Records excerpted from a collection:
* * * *

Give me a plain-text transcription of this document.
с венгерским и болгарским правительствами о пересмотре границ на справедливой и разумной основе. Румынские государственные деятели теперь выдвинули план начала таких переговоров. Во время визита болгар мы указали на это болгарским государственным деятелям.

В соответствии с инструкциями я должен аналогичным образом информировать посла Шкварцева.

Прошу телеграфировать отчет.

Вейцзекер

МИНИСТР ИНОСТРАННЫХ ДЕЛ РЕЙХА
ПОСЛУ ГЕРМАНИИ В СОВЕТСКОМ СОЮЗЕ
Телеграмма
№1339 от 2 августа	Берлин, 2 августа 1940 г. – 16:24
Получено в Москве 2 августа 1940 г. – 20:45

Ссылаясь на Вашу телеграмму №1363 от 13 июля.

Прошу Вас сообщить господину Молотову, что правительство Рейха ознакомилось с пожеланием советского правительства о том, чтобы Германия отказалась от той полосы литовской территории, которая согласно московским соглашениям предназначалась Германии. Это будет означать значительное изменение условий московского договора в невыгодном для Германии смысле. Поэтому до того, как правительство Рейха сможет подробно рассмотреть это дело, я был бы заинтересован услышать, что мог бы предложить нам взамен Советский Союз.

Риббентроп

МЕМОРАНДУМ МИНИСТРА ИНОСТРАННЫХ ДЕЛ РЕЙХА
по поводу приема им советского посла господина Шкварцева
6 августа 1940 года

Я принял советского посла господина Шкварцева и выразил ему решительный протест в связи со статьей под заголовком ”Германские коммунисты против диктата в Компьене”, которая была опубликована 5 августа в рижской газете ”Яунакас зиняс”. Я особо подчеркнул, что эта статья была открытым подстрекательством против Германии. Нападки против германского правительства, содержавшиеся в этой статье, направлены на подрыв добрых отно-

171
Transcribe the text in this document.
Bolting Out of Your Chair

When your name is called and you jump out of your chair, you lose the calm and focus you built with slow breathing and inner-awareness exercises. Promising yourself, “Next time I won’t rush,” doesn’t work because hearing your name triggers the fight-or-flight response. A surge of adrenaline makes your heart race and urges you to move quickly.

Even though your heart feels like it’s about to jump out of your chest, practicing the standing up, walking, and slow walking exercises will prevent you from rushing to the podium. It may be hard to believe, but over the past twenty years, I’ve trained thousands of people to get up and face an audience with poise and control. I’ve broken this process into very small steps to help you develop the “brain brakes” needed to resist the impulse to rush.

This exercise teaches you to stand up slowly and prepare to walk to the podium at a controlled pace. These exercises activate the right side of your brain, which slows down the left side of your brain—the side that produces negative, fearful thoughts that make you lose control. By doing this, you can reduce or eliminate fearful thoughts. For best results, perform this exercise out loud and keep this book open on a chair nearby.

* * * *

### JOB
Return the listing above word for word.

### FINISHED EXERCISE
Give me a plain-text transcription of this document.
с венгерским и болгарским правительствами о пересмотре границ на справедливой и разумной основе. Румынские государственные деятели теперь выдвинули план начала таких переговоров. Во время визита болгар мы указали на это болгарским государственным деятелям.

В соответствии с инструкциями я должен аналогичным образом информировать посла Шкварцева.

Прошу телеграфировать отчет.

Вейцзекер

МИНИСТР ИНОСТРАННЫХ ДЕЛ РЕЙХА
ПОСЛУ ГЕРМАНИИ В СОВЕТСКОМ СОЮЗЕ
Телеграмма
№1339 от 2 августа	Берлин, 2 августа 1940 г. – 16:24
Получено в Москве 2 августа 1940 г. – 20:45

Ссылаясь на Вашу телеграмму №1363 от 13 июля.

Прошу Вас сообщить господину Молотову, что правительство Рейха ознакомилось с пожеланием советского правительства о том, чтобы Германия отказалась от той полосы литовской территории, которая согласно московским соглашениям предназначалась Германии. Это будет означать значительное изменение условий московского договора в невыгодном для Германии смысле. Поэтому до того, как правительство Рейха сможет подробно рассмотреть это дело, я был бы заинтересован услышать, что мог бы предложить нам взамен Советский Союз.

Риббентроп

МЕМОРАНДУМ МИНИСТРА ИНОСТРАННЫХ ДЕЛ РЕЙХА
по поводу приема им советского посла господина Шкварцева
6 августа 1940 года

Я принял советского посла господина Шкварцева и выразил ему решительный протест в связи со статьей под заголовком ”Германские коммунисты против диктата в Компьене”, которая была опубликована 5 августа в рижской газете ”Яунакас зиняс”. Я особо подчеркнул, что эта статья была открытым подстрекательством против Германии. Нападки против германского правительства, содержавшиеся в этой статье, направлены на подрыв добрых отно-

171
Transcribe the text in this document.
Bolting Out of Your Chair

When your name is called and you jump out of your chair, you lose the calm and focus you built with slow breathing and inner-awareness exercises. Promising yourself, “Next time I won’t rush,” doesn’t work because hearing your name triggers the fight-or-flight response. A surge of adrenaline makes your heart race and urges you to move quickly.

Even though your heart feels like it’s about to jump out of your chest, practicing the standing up, walking, and slow walking exercises will prevent you from rushing to the podium. It may be hard to believe, but over the past twenty years, I’ve trained thousands of people to get up and face an audience with poise and control. I’ve broken this process into very small steps to help you develop the “brain brakes” needed to resist the impulse to rush.

This exercise teaches you to stand up slowly and prepare to walk to the podium at a controlled pace. These exercises activate the right side of your brain, which slows down the left side of your brain—the side that produces negative, fearful thoughts that make you lose control. By doing this, you can reduce or eliminate fearful thoughts. For best results, perform this exercise out loud and keep this book open on a chair nearby.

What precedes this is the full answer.